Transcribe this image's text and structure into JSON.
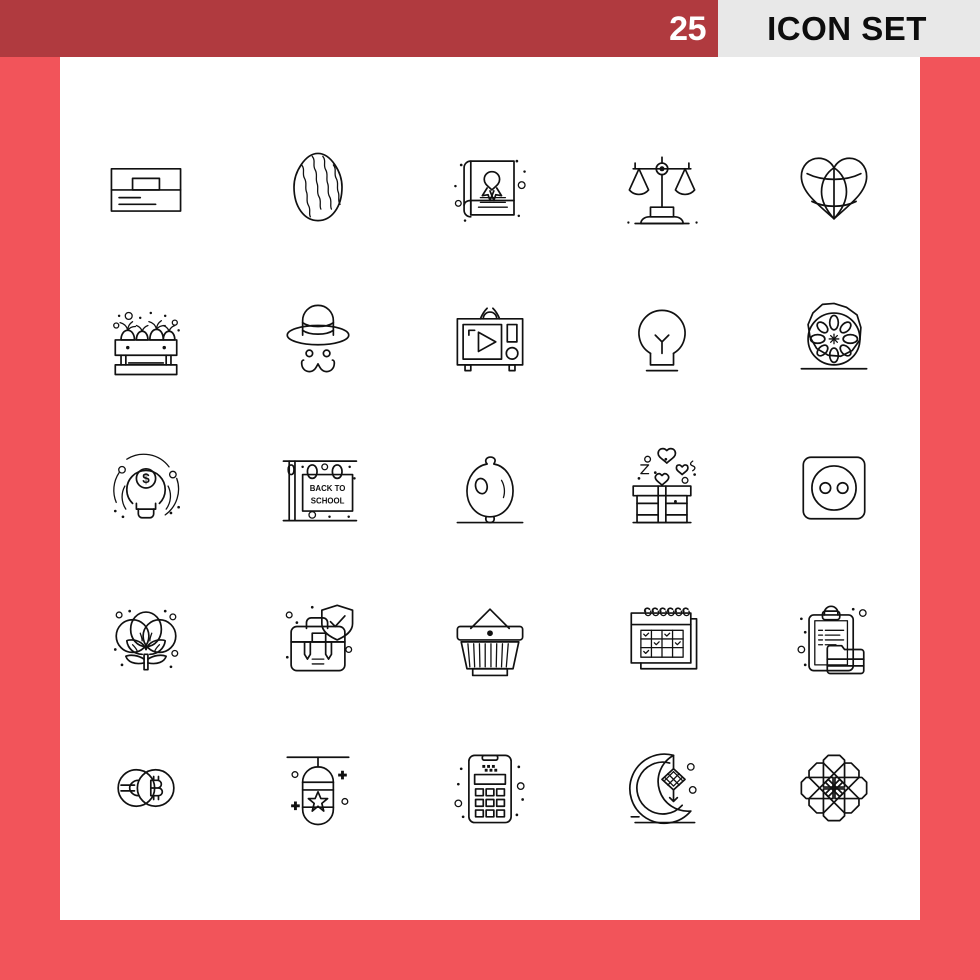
{
  "header": {
    "count": "25",
    "title": "ICON SET",
    "bar_color": "#b03a3f",
    "title_block_color": "#e8e8e8",
    "count_color": "#ffffff",
    "title_color": "#0d0d0d"
  },
  "frame": {
    "border_color": "#f2545a",
    "canvas_color": "#ffffff"
  },
  "grid": {
    "columns": 5,
    "rows": 5,
    "total": 25
  },
  "icons": [
    {
      "name": "id-card-icon",
      "label": "Id Card"
    },
    {
      "name": "easter-egg-icon",
      "label": "Easter Egg"
    },
    {
      "name": "awareness-book-icon",
      "label": "Awareness Book"
    },
    {
      "name": "justice-scales-icon",
      "label": "Justice Scales"
    },
    {
      "name": "globe-heart-icon",
      "label": "Globe Heart"
    },
    {
      "name": "vegetable-crate-icon",
      "label": "Vegetable Crate"
    },
    {
      "name": "hat-mustache-icon",
      "label": "Hat Mustache"
    },
    {
      "name": "retro-tv-icon",
      "label": "Retro Tv"
    },
    {
      "name": "light-bulb-icon",
      "label": "Light Bulb"
    },
    {
      "name": "cucumber-slice-icon",
      "label": "Cucumber Slice"
    },
    {
      "name": "business-idea-icon",
      "label": "Business Idea"
    },
    {
      "name": "back-to-school-sign-icon",
      "label": "Back To School Sign"
    },
    {
      "name": "lemon-icon",
      "label": "Lemon"
    },
    {
      "name": "love-gift-icon",
      "label": "Love Gift"
    },
    {
      "name": "power-socket-icon",
      "label": "Power Socket"
    },
    {
      "name": "cotton-flower-icon",
      "label": "Cotton Flower"
    },
    {
      "name": "secure-briefcase-icon",
      "label": "Secure Briefcase"
    },
    {
      "name": "shopping-basket-icon",
      "label": "Shopping Basket"
    },
    {
      "name": "calendar-check-icon",
      "label": "Calendar Check"
    },
    {
      "name": "clipboard-folder-icon",
      "label": "Clipboard Folder"
    },
    {
      "name": "euro-bitcoin-icon",
      "label": "Euro Bitcoin"
    },
    {
      "name": "hanging-lantern-icon",
      "label": "Hanging Lantern"
    },
    {
      "name": "calculator-icon",
      "label": "Calculator"
    },
    {
      "name": "moon-ketupat-icon",
      "label": "Moon Ketupat"
    },
    {
      "name": "islamic-ornament-icon",
      "label": "Islamic Ornament"
    }
  ],
  "sign": {
    "line1": "BACK TO",
    "line2": "SCHOOL"
  },
  "glyphs": {
    "dollar": "$",
    "bitcoin": "Ƀ",
    "euro_bar": "="
  }
}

GIVEN REQUEST: Take the entries shown above and quote them verbatim, passing over the pictures.

EXERCISE RESPONSE:
Transcribe this image's text and structure into JSON.
{
  "header": {
    "count": "25",
    "title": "ICON SET",
    "bar_color": "#b03a3f",
    "title_block_color": "#e8e8e8",
    "count_color": "#ffffff",
    "title_color": "#0d0d0d"
  },
  "frame": {
    "border_color": "#f2545a",
    "canvas_color": "#ffffff"
  },
  "grid": {
    "columns": 5,
    "rows": 5,
    "total": 25
  },
  "icons": [
    {
      "name": "id-card-icon",
      "label": "Id Card"
    },
    {
      "name": "easter-egg-icon",
      "label": "Easter Egg"
    },
    {
      "name": "awareness-book-icon",
      "label": "Awareness Book"
    },
    {
      "name": "justice-scales-icon",
      "label": "Justice Scales"
    },
    {
      "name": "globe-heart-icon",
      "label": "Globe Heart"
    },
    {
      "name": "vegetable-crate-icon",
      "label": "Vegetable Crate"
    },
    {
      "name": "hat-mustache-icon",
      "label": "Hat Mustache"
    },
    {
      "name": "retro-tv-icon",
      "label": "Retro Tv"
    },
    {
      "name": "light-bulb-icon",
      "label": "Light Bulb"
    },
    {
      "name": "cucumber-slice-icon",
      "label": "Cucumber Slice"
    },
    {
      "name": "business-idea-icon",
      "label": "Business Idea"
    },
    {
      "name": "back-to-school-sign-icon",
      "label": "Back To School Sign"
    },
    {
      "name": "lemon-icon",
      "label": "Lemon"
    },
    {
      "name": "love-gift-icon",
      "label": "Love Gift"
    },
    {
      "name": "power-socket-icon",
      "label": "Power Socket"
    },
    {
      "name": "cotton-flower-icon",
      "label": "Cotton Flower"
    },
    {
      "name": "secure-briefcase-icon",
      "label": "Secure Briefcase"
    },
    {
      "name": "shopping-basket-icon",
      "label": "Shopping Basket"
    },
    {
      "name": "calendar-check-icon",
      "label": "Calendar Check"
    },
    {
      "name": "clipboard-folder-icon",
      "label": "Clipboard Folder"
    },
    {
      "name": "euro-bitcoin-icon",
      "label": "Euro Bitcoin"
    },
    {
      "name": "hanging-lantern-icon",
      "label": "Hanging Lantern"
    },
    {
      "name": "calculator-icon",
      "label": "Calculator"
    },
    {
      "name": "moon-ketupat-icon",
      "label": "Moon Ketupat"
    },
    {
      "name": "islamic-ornament-icon",
      "label": "Islamic Ornament"
    }
  ],
  "sign": {
    "line1": "BACK TO",
    "line2": "SCHOOL"
  },
  "glyphs": {
    "dollar": "$",
    "bitcoin": "Ƀ",
    "euro_bar": "="
  }
}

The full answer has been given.